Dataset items
════════

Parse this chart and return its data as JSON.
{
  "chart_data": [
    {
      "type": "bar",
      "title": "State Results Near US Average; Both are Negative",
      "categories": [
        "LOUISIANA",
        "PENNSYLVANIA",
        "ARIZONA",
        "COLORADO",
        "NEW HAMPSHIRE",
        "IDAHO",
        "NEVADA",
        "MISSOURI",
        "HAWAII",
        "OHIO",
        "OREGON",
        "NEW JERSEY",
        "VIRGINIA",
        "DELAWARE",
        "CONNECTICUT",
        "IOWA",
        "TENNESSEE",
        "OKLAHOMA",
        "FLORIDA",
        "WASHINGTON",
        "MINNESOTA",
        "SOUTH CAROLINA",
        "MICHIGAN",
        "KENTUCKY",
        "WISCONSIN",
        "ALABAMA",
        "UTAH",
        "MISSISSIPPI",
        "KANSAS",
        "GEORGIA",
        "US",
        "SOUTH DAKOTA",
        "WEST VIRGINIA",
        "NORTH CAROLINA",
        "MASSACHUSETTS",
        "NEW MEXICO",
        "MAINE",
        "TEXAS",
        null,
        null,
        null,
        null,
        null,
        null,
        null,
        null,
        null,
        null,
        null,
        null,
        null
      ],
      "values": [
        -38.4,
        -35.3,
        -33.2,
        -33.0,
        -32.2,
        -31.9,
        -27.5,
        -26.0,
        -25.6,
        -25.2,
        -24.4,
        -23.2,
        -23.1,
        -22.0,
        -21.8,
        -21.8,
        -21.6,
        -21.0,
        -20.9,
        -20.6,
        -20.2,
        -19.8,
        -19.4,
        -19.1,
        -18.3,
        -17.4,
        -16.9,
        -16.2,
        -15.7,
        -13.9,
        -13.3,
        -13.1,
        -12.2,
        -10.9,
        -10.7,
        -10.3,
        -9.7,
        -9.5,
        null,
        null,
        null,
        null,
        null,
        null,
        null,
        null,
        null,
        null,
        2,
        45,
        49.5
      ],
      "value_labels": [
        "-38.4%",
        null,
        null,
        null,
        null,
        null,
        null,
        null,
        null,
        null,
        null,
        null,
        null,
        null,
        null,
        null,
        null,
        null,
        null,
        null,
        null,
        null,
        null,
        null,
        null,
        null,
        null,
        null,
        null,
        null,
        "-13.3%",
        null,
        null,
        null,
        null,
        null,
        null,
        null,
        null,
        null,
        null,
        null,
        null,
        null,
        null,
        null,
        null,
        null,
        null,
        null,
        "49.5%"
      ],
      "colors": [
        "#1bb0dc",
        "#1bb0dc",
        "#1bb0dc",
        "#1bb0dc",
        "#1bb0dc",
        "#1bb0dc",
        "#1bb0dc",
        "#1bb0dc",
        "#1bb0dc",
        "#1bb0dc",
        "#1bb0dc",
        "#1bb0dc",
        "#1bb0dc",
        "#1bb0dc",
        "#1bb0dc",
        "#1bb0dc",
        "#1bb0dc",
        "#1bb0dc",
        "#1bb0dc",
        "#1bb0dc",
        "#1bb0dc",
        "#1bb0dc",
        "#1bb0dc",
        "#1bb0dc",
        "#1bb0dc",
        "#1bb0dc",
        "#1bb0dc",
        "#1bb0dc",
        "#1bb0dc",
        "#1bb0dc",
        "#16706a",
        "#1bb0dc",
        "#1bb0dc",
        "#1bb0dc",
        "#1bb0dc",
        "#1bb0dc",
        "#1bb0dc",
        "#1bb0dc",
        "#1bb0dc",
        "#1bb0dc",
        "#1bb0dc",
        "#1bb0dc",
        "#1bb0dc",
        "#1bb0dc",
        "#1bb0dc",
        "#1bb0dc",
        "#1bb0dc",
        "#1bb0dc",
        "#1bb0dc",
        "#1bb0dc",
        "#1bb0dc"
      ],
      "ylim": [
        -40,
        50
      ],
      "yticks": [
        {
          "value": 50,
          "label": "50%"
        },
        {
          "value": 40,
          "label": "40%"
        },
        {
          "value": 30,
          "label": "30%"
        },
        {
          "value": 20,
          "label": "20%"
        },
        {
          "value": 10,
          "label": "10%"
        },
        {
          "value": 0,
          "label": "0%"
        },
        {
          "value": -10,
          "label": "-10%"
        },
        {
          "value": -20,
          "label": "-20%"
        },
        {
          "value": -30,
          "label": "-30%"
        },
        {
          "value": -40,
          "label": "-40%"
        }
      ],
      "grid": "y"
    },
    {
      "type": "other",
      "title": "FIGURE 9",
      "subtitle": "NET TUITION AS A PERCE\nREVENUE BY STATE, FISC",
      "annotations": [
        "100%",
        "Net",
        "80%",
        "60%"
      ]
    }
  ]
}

════════

■ Instructions to follow ■
Each record above should be restated word for word.

■ Answer in full ■
Parse this chart and return its data as JSON.
{
  "chart_data": [
    {
      "type": "bar",
      "title": "State Results Near US Average; Both are Negative",
      "categories": [
        "LOUISIANA",
        "PENNSYLVANIA",
        "ARIZONA",
        "COLORADO",
        "NEW HAMPSHIRE",
        "IDAHO",
        "NEVADA",
        "MISSOURI",
        "HAWAII",
        "OHIO",
        "OREGON",
        "NEW JERSEY",
        "VIRGINIA",
        "DELAWARE",
        "CONNECTICUT",
        "IOWA",
        "TENNESSEE",
        "OKLAHOMA",
        "FLORIDA",
        "WASHINGTON",
        "MINNESOTA",
        "SOUTH CAROLINA",
        "MICHIGAN",
        "KENTUCKY",
        "WISCONSIN",
        "ALABAMA",
        "UTAH",
        "MISSISSIPPI",
        "KANSAS",
        "GEORGIA",
        "US",
        "SOUTH DAKOTA",
        "WEST VIRGINIA",
        "NORTH CAROLINA",
        "MASSACHUSETTS",
        "NEW MEXICO",
        "MAINE",
        "TEXAS",
        null,
        null,
        null,
        null,
        null,
        null,
        null,
        null,
        null,
        null,
        null,
        null,
        null
      ],
      "values": [
        -38.4,
        -35.3,
        -33.2,
        -33.0,
        -32.2,
        -31.9,
        -27.5,
        -26.0,
        -25.6,
        -25.2,
        -24.4,
        -23.2,
        -23.1,
        -22.0,
        -21.8,
        -21.8,
        -21.6,
        -21.0,
        -20.9,
        -20.6,
        -20.2,
        -19.8,
        -19.4,
        -19.1,
        -18.3,
        -17.4,
        -16.9,
        -16.2,
        -15.7,
        -13.9,
        -13.3,
        -13.1,
        -12.2,
        -10.9,
        -10.7,
        -10.3,
        -9.7,
        -9.5,
        null,
        null,
        null,
        null,
        null,
        null,
        null,
        null,
        null,
        null,
        2,
        45,
        49.5
      ],
      "value_labels": [
        "-38.4%",
        null,
        null,
        null,
        null,
        null,
        null,
        null,
        null,
        null,
        null,
        null,
        null,
        null,
        null,
        null,
        null,
        null,
        null,
        null,
        null,
        null,
        null,
        null,
        null,
        null,
        null,
        null,
        null,
        null,
        "-13.3%",
        null,
        null,
        null,
        null,
        null,
        null,
        null,
        null,
        null,
        null,
        null,
        null,
        null,
        null,
        null,
        null,
        null,
        null,
        null,
        "49.5%"
      ],
      "colors": [
        "#1bb0dc",
        "#1bb0dc",
        "#1bb0dc",
        "#1bb0dc",
        "#1bb0dc",
        "#1bb0dc",
        "#1bb0dc",
        "#1bb0dc",
        "#1bb0dc",
        "#1bb0dc",
        "#1bb0dc",
        "#1bb0dc",
        "#1bb0dc",
        "#1bb0dc",
        "#1bb0dc",
        "#1bb0dc",
        "#1bb0dc",
        "#1bb0dc",
        "#1bb0dc",
        "#1bb0dc",
        "#1bb0dc",
        "#1bb0dc",
        "#1bb0dc",
        "#1bb0dc",
        "#1bb0dc",
        "#1bb0dc",
        "#1bb0dc",
        "#1bb0dc",
        "#1bb0dc",
        "#1bb0dc",
        "#16706a",
        "#1bb0dc",
        "#1bb0dc",
        "#1bb0dc",
        "#1bb0dc",
        "#1bb0dc",
        "#1bb0dc",
        "#1bb0dc",
        "#1bb0dc",
        "#1bb0dc",
        "#1bb0dc",
        "#1bb0dc",
        "#1bb0dc",
        "#1bb0dc",
        "#1bb0dc",
        "#1bb0dc",
        "#1bb0dc",
        "#1bb0dc",
        "#1bb0dc",
        "#1bb0dc",
        "#1bb0dc"
      ],
      "ylim": [
        -40,
        50
      ],
      "yticks": [
        {
          "value": 50,
          "label": "50%"
        },
        {
          "value": 40,
          "label": "40%"
        },
        {
          "value": 30,
          "label": "30%"
        },
        {
          "value": 20,
          "label": "20%"
        },
        {
          "value": 10,
          "label": "10%"
        },
        {
          "value": 0,
          "label": "0%"
        },
        {
          "value": -10,
          "label": "-10%"
        },
        {
          "value": -20,
          "label": "-20%"
        },
        {
          "value": -30,
          "label": "-30%"
        },
        {
          "value": -40,
          "label": "-40%"
        }
      ],
      "grid": "y"
    },
    {
      "type": "other",
      "title": "FIGURE 9",
      "subtitle": "NET TUITION AS A PERCE\nREVENUE BY STATE, FISC",
      "annotations": [
        "100%",
        "Net",
        "80%",
        "60%"
      ]
    }
  ]
}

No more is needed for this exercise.